> Texto em estudo
****************
Fui demitido, e agora? Recursos judiciais possíveis 

Camilo sinaliza que se a demissão foi feita de maneira abusiva o trabalhador pode recorrer a Justiça Trabalhista. "Suponha que a pessoa tem uma conta no OnlyFans, publica conteúdo íntimo, mas ela não se identifica. Então, ela coloca determinados conteúdos, mas não é possível identificar que ela é aquela pessoa, portanto, não expõe a imagem da empresa de nenhuma maneira. Mas por alguma razão a empresa descobre que a pessoa tem essa conta e por um moralismo puro e simples, decide demitir a pessoa por justa causa. Nesse caso, seria a indevida demissão por justa causa, porque aquilo que a pessoa está fazendo na plataforma não está afetando a imagem da empresa.”

Tomaz Nina também completa que a demissão sem justa causa não precisa, em regra, de motivação ou justificativa. Contudo, o advogado faz uma ressalva: "No caso da dispensa por justa causa, prevista no artigo 482 da CLT, que traz o rol de hipóteses de dispensa dessa modalidade, a depender do caso sob análise, poderia, sim, ser aplicada a justa causa para o empregado ou empregada que possui conta no OnlyFans ou em outra rede social com esse conteúdo, já que, em situações específicas seria possível vislumbrar potencial ofensa à honra ou da boa fama em postagem feita pelo empregado, a qual poderia atingir negativamente àquela empresa".
****************
> Material apresentado
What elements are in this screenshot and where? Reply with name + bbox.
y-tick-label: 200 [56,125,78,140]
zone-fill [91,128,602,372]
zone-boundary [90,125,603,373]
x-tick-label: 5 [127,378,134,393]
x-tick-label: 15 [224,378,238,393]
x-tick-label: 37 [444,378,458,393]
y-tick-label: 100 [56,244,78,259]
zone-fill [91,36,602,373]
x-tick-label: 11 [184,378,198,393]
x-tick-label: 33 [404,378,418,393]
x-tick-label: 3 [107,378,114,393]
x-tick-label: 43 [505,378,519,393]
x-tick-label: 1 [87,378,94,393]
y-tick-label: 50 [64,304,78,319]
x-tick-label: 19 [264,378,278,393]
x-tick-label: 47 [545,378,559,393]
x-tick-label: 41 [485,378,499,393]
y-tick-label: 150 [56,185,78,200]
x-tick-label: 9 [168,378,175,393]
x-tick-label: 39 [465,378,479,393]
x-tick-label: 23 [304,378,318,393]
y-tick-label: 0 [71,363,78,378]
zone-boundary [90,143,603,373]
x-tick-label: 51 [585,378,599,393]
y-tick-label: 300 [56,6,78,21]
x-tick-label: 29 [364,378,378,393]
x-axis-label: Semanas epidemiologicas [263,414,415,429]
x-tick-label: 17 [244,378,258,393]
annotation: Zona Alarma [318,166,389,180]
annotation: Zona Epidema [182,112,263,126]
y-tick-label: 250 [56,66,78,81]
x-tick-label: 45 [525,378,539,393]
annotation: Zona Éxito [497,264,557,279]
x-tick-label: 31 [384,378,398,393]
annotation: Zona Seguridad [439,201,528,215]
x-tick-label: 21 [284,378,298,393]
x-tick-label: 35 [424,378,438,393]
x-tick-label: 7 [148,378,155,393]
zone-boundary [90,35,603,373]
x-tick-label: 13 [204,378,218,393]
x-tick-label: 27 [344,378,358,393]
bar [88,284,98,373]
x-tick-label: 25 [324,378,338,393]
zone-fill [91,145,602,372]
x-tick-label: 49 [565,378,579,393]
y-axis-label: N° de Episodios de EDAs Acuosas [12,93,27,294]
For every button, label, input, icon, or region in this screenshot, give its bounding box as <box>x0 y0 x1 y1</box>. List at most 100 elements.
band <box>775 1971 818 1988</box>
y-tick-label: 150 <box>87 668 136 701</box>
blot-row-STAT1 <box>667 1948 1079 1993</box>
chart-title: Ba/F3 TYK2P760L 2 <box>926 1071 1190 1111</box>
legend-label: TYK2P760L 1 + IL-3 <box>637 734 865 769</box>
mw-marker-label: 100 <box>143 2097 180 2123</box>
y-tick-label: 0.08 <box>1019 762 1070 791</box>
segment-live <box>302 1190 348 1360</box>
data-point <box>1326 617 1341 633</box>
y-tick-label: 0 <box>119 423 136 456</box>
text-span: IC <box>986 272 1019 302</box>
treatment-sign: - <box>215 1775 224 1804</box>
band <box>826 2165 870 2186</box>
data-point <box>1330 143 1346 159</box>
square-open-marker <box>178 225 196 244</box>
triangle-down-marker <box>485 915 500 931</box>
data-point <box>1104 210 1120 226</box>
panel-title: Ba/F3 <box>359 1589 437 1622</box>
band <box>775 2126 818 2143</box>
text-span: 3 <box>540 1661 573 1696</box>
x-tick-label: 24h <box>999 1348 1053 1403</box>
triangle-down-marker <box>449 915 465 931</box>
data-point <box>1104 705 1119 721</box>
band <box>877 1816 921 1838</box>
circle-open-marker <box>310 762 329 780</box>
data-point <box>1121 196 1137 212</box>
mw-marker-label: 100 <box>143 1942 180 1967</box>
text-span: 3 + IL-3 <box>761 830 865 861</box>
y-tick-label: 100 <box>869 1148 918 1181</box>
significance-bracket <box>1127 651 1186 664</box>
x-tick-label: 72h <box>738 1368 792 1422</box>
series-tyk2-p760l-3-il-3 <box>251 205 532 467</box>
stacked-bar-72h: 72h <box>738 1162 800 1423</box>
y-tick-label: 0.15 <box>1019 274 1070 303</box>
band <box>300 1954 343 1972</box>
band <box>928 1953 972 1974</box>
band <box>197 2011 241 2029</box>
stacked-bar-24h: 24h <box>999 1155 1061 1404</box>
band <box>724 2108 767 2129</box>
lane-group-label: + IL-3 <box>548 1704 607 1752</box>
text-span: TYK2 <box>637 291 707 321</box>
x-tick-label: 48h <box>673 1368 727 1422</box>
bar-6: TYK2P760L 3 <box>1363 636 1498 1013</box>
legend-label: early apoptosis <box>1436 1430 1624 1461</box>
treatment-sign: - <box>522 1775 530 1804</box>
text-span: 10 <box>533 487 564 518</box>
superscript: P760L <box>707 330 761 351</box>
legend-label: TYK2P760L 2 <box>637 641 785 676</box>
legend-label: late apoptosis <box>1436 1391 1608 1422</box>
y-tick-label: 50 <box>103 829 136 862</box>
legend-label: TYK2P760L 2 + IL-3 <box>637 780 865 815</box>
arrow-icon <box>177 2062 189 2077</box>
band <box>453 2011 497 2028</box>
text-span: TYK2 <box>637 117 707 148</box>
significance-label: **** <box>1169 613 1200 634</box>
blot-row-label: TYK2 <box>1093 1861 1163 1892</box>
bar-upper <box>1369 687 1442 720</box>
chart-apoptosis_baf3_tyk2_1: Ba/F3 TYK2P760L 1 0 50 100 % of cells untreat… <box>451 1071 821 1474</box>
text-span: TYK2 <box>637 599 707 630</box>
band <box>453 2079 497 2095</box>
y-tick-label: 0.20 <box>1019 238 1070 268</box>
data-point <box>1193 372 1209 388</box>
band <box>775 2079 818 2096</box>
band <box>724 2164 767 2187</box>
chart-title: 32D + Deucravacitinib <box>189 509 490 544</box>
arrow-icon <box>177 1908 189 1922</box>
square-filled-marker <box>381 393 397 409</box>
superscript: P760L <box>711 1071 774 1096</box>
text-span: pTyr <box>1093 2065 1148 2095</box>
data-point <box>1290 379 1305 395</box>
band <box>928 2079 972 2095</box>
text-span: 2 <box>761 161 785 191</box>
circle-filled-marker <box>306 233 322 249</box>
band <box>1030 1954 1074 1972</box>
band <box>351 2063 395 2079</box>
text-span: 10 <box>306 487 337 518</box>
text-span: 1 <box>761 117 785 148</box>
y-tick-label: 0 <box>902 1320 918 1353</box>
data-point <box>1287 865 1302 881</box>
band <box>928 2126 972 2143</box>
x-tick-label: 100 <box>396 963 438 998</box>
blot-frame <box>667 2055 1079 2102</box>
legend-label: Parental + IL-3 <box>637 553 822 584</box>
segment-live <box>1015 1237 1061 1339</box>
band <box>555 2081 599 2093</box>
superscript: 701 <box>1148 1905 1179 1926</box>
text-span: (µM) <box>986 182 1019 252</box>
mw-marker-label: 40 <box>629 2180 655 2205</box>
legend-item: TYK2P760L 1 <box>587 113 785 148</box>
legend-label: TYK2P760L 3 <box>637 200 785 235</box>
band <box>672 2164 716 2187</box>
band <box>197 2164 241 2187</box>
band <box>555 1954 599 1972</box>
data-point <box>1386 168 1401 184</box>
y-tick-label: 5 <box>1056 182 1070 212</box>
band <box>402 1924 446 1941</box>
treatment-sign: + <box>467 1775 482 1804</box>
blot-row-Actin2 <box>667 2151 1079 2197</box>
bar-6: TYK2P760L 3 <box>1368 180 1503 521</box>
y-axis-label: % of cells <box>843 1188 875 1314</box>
****************
> Descrição da tarefa
Reproduza na íntegra, sem nenhuma alteração, o texto sobre demissão por justa causa de quem tem conta no OnlyFans.

> Resultado do exercício
Fui demitido, e agora? Recursos judiciais possíveis 

Camilo sinaliza que se a demissão foi feita de maneira abusiva o trabalhador pode recorrer a Justiça Trabalhista. "Suponha que a pessoa tem uma conta no OnlyFans, publica conteúdo íntimo, mas ela não se identifica. Então, ela coloca determinados conteúdos, mas não é possível identificar que ela é aquela pessoa, portanto, não expõe a imagem da empresa de nenhuma maneira. Mas por alguma razão a empresa descobre que a pessoa tem essa conta e por um moralismo puro e simples, decide demitir a pessoa por justa causa. Nesse caso, seria a indevida demissão por justa causa, porque aquilo que a pessoa está fazendo na plataforma não está afetando a imagem da empresa.”

Tomaz Nina também completa que a demissão sem justa causa não precisa, em regra, de motivação ou justificativa. Contudo, o advogado faz uma ressalva: "No caso da dispensa por justa causa, prevista no artigo 482 da CLT, que traz o rol de hipóteses de dispensa dessa modalidade, a depender do caso sob análise, poderia, sim, ser aplicada a justa causa para o empregado ou empregada que possui conta no OnlyFans ou em outra rede social com esse conteúdo, já que, em situações específicas seria possível vislumbrar potencial ofensa à honra ou da boa fama em postagem feita pelo empregado, a qual poderia atingir negativamente àquela empresa".